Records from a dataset
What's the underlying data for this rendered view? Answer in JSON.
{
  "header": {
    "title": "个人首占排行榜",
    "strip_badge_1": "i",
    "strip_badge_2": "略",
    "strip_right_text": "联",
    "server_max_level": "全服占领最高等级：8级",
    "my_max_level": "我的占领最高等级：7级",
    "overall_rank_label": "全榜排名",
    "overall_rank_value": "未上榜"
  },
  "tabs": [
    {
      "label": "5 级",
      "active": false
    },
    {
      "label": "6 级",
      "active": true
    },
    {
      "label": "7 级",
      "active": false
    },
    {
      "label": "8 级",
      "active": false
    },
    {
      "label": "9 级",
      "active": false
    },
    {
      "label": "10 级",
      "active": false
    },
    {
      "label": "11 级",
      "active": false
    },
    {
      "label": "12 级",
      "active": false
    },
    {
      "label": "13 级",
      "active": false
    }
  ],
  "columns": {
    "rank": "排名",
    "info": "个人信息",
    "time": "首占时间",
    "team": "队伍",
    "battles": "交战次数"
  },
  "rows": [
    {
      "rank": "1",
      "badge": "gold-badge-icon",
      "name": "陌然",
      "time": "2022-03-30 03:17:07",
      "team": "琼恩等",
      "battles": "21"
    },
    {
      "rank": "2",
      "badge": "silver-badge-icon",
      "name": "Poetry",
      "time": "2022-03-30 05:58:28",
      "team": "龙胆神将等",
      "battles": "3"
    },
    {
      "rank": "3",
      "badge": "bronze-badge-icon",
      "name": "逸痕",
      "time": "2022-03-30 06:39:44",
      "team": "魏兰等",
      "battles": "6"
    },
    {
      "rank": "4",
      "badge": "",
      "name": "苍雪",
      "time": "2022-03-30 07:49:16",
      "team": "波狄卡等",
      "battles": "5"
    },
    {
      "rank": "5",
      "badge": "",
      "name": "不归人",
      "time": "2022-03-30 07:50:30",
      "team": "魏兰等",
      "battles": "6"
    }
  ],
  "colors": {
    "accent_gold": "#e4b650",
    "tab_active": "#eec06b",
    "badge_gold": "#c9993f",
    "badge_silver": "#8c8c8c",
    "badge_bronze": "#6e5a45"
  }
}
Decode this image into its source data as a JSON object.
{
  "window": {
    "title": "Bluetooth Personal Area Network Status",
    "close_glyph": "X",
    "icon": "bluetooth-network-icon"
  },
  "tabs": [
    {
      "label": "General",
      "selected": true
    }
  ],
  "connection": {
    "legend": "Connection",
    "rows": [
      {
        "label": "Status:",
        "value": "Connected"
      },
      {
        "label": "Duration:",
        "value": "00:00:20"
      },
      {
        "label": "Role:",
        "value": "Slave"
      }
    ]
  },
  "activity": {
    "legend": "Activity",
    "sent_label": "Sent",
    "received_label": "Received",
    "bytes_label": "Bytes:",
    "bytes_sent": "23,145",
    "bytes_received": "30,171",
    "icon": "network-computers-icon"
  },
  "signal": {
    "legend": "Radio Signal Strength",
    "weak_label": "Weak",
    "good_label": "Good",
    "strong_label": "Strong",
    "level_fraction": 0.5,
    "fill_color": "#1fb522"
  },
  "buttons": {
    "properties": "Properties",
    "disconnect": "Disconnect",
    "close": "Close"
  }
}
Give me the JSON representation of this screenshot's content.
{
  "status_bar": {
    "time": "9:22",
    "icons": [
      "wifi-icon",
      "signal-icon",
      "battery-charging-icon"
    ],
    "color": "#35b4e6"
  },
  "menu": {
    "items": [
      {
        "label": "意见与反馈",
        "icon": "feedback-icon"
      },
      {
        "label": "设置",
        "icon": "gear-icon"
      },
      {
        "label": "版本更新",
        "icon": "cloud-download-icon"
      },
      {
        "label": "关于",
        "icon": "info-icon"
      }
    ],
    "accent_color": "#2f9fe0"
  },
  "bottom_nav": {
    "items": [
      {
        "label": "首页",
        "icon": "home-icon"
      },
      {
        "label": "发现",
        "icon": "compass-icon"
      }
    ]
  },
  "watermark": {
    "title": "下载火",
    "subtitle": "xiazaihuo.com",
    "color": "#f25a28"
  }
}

EXERCISE REQUIREMENTS: Print the whole listing again, exactly.

REPLY TO THE EXERCISE:
What's the underlying data for this rendered view? Answer in JSON.
{
  "header": {
    "title": "个人首占排行榜",
    "strip_badge_1": "i",
    "strip_badge_2": "略",
    "strip_right_text": "联",
    "server_max_level": "全服占领最高等级：8级",
    "my_max_level": "我的占领最高等级：7级",
    "overall_rank_label": "全榜排名",
    "overall_rank_value": "未上榜"
  },
  "tabs": [
    {
      "label": "5 级",
      "active": false
    },
    {
      "label": "6 级",
      "active": true
    },
    {
      "label": "7 级",
      "active": false
    },
    {
      "label": "8 级",
      "active": false
    },
    {
      "label": "9 级",
      "active": false
    },
    {
      "label": "10 级",
      "active": false
    },
    {
      "label": "11 级",
      "active": false
    },
    {
      "label": "12 级",
      "active": false
    },
    {
      "label": "13 级",
      "active": false
    }
  ],
  "columns": {
    "rank": "排名",
    "info": "个人信息",
    "time": "首占时间",
    "team": "队伍",
    "battles": "交战次数"
  },
  "rows": [
    {
      "rank": "1",
      "badge": "gold-badge-icon",
      "name": "陌然",
      "time": "2022-03-30 03:17:07",
      "team": "琼恩等",
      "battles": "21"
    },
    {
      "rank": "2",
      "badge": "silver-badge-icon",
      "name": "Poetry",
      "time": "2022-03-30 05:58:28",
      "team": "龙胆神将等",
      "battles": "3"
    },
    {
      "rank": "3",
      "badge": "bronze-badge-icon",
      "name": "逸痕",
      "time": "2022-03-30 06:39:44",
      "team": "魏兰等",
      "battles": "6"
    },
    {
      "rank": "4",
      "badge": "",
      "name": "苍雪",
      "time": "2022-03-30 07:49:16",
      "team": "波狄卡等",
      "battles": "5"
    },
    {
      "rank": "5",
      "badge": "",
      "name": "不归人",
      "time": "2022-03-30 07:50:30",
      "team": "魏兰等",
      "battles": "6"
    }
  ],
  "colors": {
    "accent_gold": "#e4b650",
    "tab_active": "#eec06b",
    "badge_gold": "#c9993f",
    "badge_silver": "#8c8c8c",
    "badge_bronze": "#6e5a45"
  }
}
Decode this image into its source data as a JSON object.
{
  "window": {
    "title": "Bluetooth Personal Area Network Status",
    "close_glyph": "X",
    "icon": "bluetooth-network-icon"
  },
  "tabs": [
    {
      "label": "General",
      "selected": true
    }
  ],
  "connection": {
    "legend": "Connection",
    "rows": [
      {
        "label": "Status:",
        "value": "Connected"
      },
      {
        "label": "Duration:",
        "value": "00:00:20"
      },
      {
        "label": "Role:",
        "value": "Slave"
      }
    ]
  },
  "activity": {
    "legend": "Activity",
    "sent_label": "Sent",
    "received_label": "Received",
    "bytes_label": "Bytes:",
    "bytes_sent": "23,145",
    "bytes_received": "30,171",
    "icon": "network-computers-icon"
  },
  "signal": {
    "legend": "Radio Signal Strength",
    "weak_label": "Weak",
    "good_label": "Good",
    "strong_label": "Strong",
    "level_fraction": 0.5,
    "fill_color": "#1fb522"
  },
  "buttons": {
    "properties": "Properties",
    "disconnect": "Disconnect",
    "close": "Close"
  }
}
Give me the JSON representation of this screenshot's content.
{
  "status_bar": {
    "time": "9:22",
    "icons": [
      "wifi-icon",
      "signal-icon",
      "battery-charging-icon"
    ],
    "color": "#35b4e6"
  },
  "menu": {
    "items": [
      {
        "label": "意见与反馈",
        "icon": "feedback-icon"
      },
      {
        "label": "设置",
        "icon": "gear-icon"
      },
      {
        "label": "版本更新",
        "icon": "cloud-download-icon"
      },
      {
        "label": "关于",
        "icon": "info-icon"
      }
    ],
    "accent_color": "#2f9fe0"
  },
  "bottom_nav": {
    "items": [
      {
        "label": "首页",
        "icon": "home-icon"
      },
      {
        "label": "发现",
        "icon": "compass-icon"
      }
    ]
  },
  "watermark": {
    "title": "下载火",
    "subtitle": "xiazaihuo.com",
    "color": "#f25a28"
  }
}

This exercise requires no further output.